=== What you have to do ===
Quote the records that follow in full and exactly; leave out the pictures.

=== Extracted material ===

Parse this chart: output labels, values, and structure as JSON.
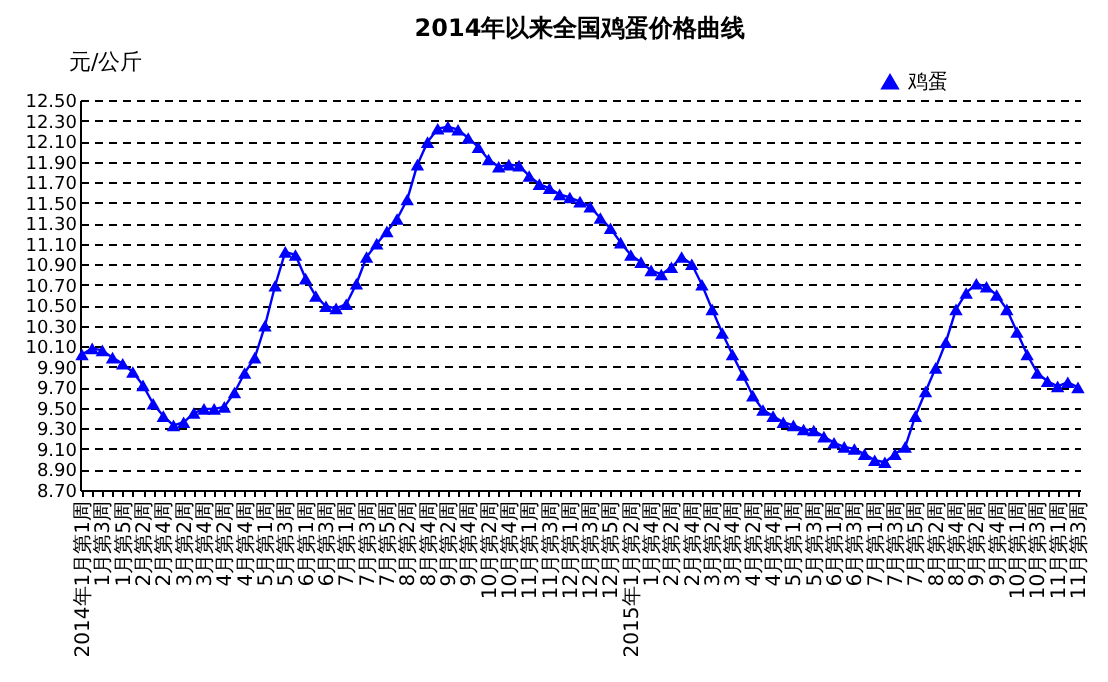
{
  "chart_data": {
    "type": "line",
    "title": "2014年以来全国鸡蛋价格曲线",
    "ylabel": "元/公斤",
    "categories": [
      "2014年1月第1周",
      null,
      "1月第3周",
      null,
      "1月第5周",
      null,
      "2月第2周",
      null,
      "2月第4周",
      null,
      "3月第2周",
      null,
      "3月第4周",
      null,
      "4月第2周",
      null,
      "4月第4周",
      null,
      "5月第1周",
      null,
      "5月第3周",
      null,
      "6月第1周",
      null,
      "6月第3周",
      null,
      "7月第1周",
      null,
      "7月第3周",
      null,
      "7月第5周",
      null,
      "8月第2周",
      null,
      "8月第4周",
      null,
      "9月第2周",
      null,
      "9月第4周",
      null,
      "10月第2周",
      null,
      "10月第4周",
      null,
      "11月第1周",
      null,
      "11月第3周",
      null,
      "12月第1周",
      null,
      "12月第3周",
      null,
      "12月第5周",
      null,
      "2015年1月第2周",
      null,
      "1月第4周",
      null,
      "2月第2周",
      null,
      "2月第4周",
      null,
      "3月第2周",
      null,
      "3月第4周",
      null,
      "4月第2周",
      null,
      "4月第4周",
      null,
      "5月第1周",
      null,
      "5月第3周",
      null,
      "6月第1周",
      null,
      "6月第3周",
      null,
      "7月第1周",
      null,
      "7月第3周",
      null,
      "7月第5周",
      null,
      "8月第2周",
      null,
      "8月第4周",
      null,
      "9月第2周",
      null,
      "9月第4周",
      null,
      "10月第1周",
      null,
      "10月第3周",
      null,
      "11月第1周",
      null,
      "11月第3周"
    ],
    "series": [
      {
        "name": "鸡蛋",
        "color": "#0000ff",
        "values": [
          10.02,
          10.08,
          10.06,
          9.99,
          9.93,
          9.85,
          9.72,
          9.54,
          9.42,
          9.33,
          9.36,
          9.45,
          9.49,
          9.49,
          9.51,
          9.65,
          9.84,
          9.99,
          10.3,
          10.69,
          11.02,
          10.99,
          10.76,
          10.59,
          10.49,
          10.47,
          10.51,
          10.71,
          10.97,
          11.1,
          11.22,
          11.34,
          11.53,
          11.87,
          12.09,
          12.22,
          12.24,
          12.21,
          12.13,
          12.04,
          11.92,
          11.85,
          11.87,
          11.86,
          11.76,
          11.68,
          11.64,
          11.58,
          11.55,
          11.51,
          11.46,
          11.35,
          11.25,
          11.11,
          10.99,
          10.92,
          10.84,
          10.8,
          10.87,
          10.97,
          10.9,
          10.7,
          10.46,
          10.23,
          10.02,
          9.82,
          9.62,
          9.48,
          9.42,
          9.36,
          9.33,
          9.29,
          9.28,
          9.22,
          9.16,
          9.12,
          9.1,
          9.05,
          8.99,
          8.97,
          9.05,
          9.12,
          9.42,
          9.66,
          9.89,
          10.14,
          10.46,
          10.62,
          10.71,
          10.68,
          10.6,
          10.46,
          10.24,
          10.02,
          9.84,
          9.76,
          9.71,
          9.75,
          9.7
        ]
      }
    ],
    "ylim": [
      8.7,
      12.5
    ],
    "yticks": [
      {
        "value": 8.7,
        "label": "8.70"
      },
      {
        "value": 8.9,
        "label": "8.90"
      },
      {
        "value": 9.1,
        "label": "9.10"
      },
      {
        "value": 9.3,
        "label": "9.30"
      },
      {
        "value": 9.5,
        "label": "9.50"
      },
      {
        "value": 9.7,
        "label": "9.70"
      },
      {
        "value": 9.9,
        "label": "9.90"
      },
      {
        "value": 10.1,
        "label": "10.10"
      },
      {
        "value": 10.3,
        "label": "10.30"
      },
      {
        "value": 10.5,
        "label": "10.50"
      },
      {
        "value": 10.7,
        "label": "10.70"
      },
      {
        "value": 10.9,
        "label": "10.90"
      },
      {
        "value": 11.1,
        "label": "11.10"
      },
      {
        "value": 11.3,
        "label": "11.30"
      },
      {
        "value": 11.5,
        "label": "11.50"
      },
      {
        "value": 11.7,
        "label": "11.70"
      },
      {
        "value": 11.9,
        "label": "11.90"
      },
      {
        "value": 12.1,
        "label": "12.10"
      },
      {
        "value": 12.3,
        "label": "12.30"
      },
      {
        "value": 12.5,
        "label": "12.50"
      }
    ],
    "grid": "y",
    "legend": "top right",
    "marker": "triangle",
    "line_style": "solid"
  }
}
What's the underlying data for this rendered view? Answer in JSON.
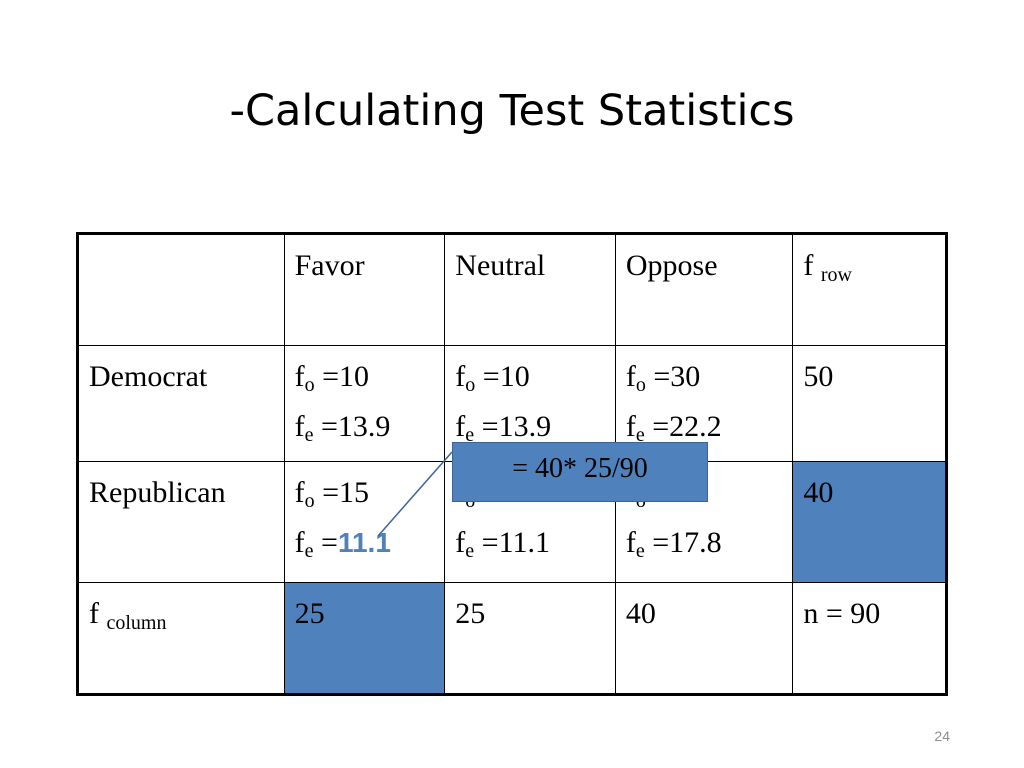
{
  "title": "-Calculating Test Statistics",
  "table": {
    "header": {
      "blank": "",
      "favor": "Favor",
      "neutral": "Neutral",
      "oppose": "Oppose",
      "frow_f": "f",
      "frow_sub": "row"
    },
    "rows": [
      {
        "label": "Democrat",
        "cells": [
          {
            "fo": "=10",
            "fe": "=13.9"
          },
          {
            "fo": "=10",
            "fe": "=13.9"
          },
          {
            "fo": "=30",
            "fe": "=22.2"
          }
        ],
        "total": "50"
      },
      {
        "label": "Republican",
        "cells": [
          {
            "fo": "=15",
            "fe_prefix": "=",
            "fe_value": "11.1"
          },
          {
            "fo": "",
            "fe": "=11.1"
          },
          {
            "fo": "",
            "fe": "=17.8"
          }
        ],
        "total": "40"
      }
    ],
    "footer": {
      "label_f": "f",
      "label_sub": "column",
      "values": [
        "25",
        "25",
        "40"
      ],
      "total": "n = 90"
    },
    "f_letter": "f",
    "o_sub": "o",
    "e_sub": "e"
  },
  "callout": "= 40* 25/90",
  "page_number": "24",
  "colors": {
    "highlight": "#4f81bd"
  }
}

=== Complete output ===
Parse this chart: output labels, values, and structure as JSON.
{
  "chart_data": {
    "type": "line",
    "title": "2014年以来全国鸡蛋价格曲线",
    "ylabel": "元/公斤",
    "categories": [
      "2014年1月第1周",
      null,
      "1月第3周",
      null,
      "1月第5周",
      null,
      "2月第2周",
      null,
      "2月第4周",
      null,
      "3月第2周",
      null,
      "3月第4周",
      null,
      "4月第2周",
      null,
      "4月第4周",
      null,
      "5月第1周",
      null,
      "5月第3周",
      null,
      "6月第1周",
      null,
      "6月第3周",
      null,
      "7月第1周",
      null,
      "7月第3周",
      null,
      "7月第5周",
      null,
      "8月第2周",
      null,
      "8月第4周",
      null,
      "9月第2周",
      null,
      "9月第4周",
      null,
      "10月第2周",
      null,
      "10月第4周",
      null,
      "11月第1周",
      null,
      "11月第3周",
      null,
      "12月第1周",
      null,
      "12月第3周",
      null,
      "12月第5周",
      null,
      "2015年1月第2周",
      null,
      "1月第4周",
      null,
      "2月第2周",
      null,
      "2月第4周",
      null,
      "3月第2周",
      null,
      "3月第4周",
      null,
      "4月第2周",
      null,
      "4月第4周",
      null,
      "5月第1周",
      null,
      "5月第3周",
      null,
      "6月第1周",
      null,
      "6月第3周",
      null,
      "7月第1周",
      null,
      "7月第3周",
      null,
      "7月第5周",
      null,
      "8月第2周",
      null,
      "8月第4周",
      null,
      "9月第2周",
      null,
      "9月第4周",
      null,
      "10月第1周",
      null,
      "10月第3周",
      null,
      "11月第1周",
      null,
      "11月第3周"
    ],
    "series": [
      {
        "name": "鸡蛋",
        "color": "#0000ff",
        "values": [
          10.02,
          10.08,
          10.06,
          9.99,
          9.93,
          9.85,
          9.72,
          9.54,
          9.42,
          9.33,
          9.36,
          9.45,
          9.49,
          9.49,
          9.51,
          9.65,
          9.84,
          9.99,
          10.3,
          10.69,
          11.02,
          10.99,
          10.76,
          10.59,
          10.49,
          10.47,
          10.51,
          10.71,
          10.97,
          11.1,
          11.22,
          11.34,
          11.53,
          11.87,
          12.09,
          12.22,
          12.24,
          12.21,
          12.13,
          12.04,
          11.92,
          11.85,
          11.87,
          11.86,
          11.76,
          11.68,
          11.64,
          11.58,
          11.55,
          11.51,
          11.46,
          11.35,
          11.25,
          11.11,
          10.99,
          10.92,
          10.84,
          10.8,
          10.87,
          10.97,
          10.9,
          10.7,
          10.46,
          10.23,
          10.02,
          9.82,
          9.62,
          9.48,
          9.42,
          9.36,
          9.33,
          9.29,
          9.28,
          9.22,
          9.16,
          9.12,
          9.1,
          9.05,
          8.99,
          8.97,
          9.05,
          9.12,
          9.42,
          9.66,
          9.89,
          10.14,
          10.46,
          10.62,
          10.71,
          10.68,
          10.6,
          10.46,
          10.24,
          10.02,
          9.84,
          9.76,
          9.71,
          9.75,
          9.7
        ]
      }
    ],
    "ylim": [
      8.7,
      12.5
    ],
    "yticks": [
      {
        "value": 8.7,
        "label": "8.70"
      },
      {
        "value": 8.9,
        "label": "8.90"
      },
      {
        "value": 9.1,
        "label": "9.10"
      },
      {
        "value": 9.3,
        "label": "9.30"
      },
      {
        "value": 9.5,
        "label": "9.50"
      },
      {
        "value": 9.7,
        "label": "9.70"
      },
      {
        "value": 9.9,
        "label": "9.90"
      },
      {
        "value": 10.1,
        "label": "10.10"
      },
      {
        "value": 10.3,
        "label": "10.30"
      },
      {
        "value": 10.5,
        "label": "10.50"
      },
      {
        "value": 10.7,
        "label": "10.70"
      },
      {
        "value": 10.9,
        "label": "10.90"
      },
      {
        "value": 11.1,
        "label": "11.10"
      },
      {
        "value": 11.3,
        "label": "11.30"
      },
      {
        "value": 11.5,
        "label": "11.50"
      },
      {
        "value": 11.7,
        "label": "11.70"
      },
      {
        "value": 11.9,
        "label": "11.90"
      },
      {
        "value": 12.1,
        "label": "12.10"
      },
      {
        "value": 12.3,
        "label": "12.30"
      },
      {
        "value": 12.5,
        "label": "12.50"
      }
    ],
    "grid": "y",
    "legend": "top right",
    "marker": "triangle",
    "line_style": "solid"
  }
}
What's the underlying data for this rendered view? Answer in JSON.
{
  "title": "-Calculating Test Statistics",
  "table": {
    "header": {
      "blank": "",
      "favor": "Favor",
      "neutral": "Neutral",
      "oppose": "Oppose",
      "frow_f": "f",
      "frow_sub": "row"
    },
    "rows": [
      {
        "label": "Democrat",
        "cells": [
          {
            "fo": "=10",
            "fe": "=13.9"
          },
          {
            "fo": "=10",
            "fe": "=13.9"
          },
          {
            "fo": "=30",
            "fe": "=22.2"
          }
        ],
        "total": "50"
      },
      {
        "label": "Republican",
        "cells": [
          {
            "fo": "=15",
            "fe_prefix": "=",
            "fe_value": "11.1"
          },
          {
            "fo": "",
            "fe": "=11.1"
          },
          {
            "fo": "",
            "fe": "=17.8"
          }
        ],
        "total": "40"
      }
    ],
    "footer": {
      "label_f": "f",
      "label_sub": "column",
      "values": [
        "25",
        "25",
        "40"
      ],
      "total": "n = 90"
    },
    "f_letter": "f",
    "o_sub": "o",
    "e_sub": "e"
  },
  "callout": "= 40* 25/90",
  "page_number": "24",
  "colors": {
    "highlight": "#4f81bd"
  }
}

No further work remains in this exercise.